The Starkman family arrived in Canada sometime around 1900, and settled in the Ward area of downtown Toronto. Legends of Besha Starkman’s early life say that she worked as a seamstress in an Eaton’s sweatshop. The ambitious young woman found her job and her marriage to Harry Tobin, a Russian who drove for a bakery, frustrating. In 1912 the Tobins rented rooms in their house on Chestnut Street to Rocco Perri, a young immigrant from the Calabria region of Italy. Within a year, Bessie had abandoned her husband, children, and Jewish faith and gone to St Catharines to join Perri, then a labourer on the Welland Canal. By 1916 they were living in Hamilton, where Rocco worked at first as a salesman for a macaroni company; later they ran a small grocery store.

----

**Exercise description**.
Reproduce the passage on Besha Starkman's early years in Toronto and her life with Rocco Perri word for word, in full.

**Data block**.
----

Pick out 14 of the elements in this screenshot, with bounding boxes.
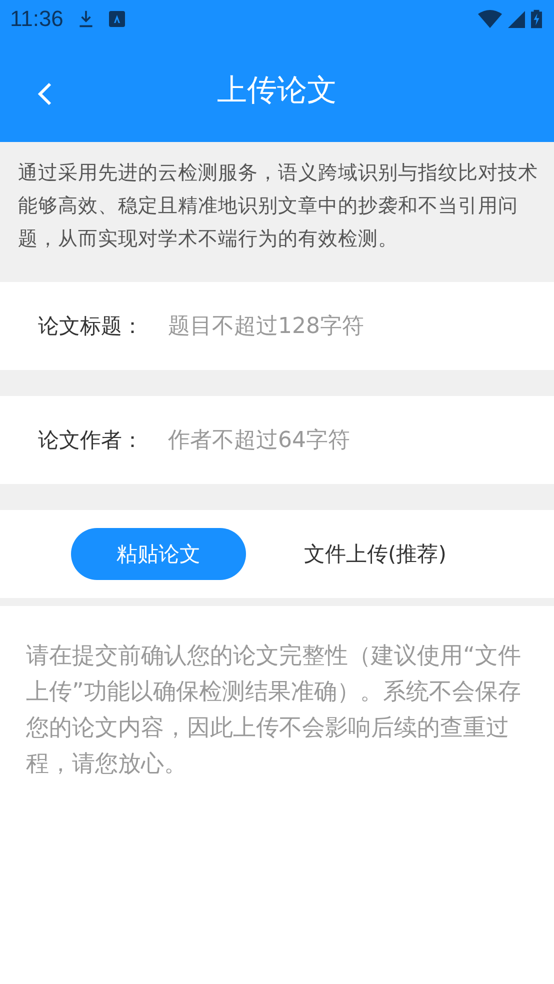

----

**Written answer**.
The Starkman family arrived in Canada sometime around 1900, and settled in the Ward area of downtown Toronto. Legends of Besha Starkman’s early life say that she worked as a seamstress in an Eaton’s sweatshop. The ambitious young woman found her job and her marriage to Harry Tobin, a Russian who drove for a bakery, frustrating. In 1912 the Tobins rented rooms in their house on Chestnut Street to Rocco Perri, a young immigrant from the Calabria region of Italy. Within a year, Bessie had abandoned her husband, children, and Jewish faith and gone to St Catharines to join Perri, then a labourer on the Welland Canal. By 1916 they were living in Hamilton, where Rocco worked at first as a salesman for a macaroni company; later they ran a small grocery store.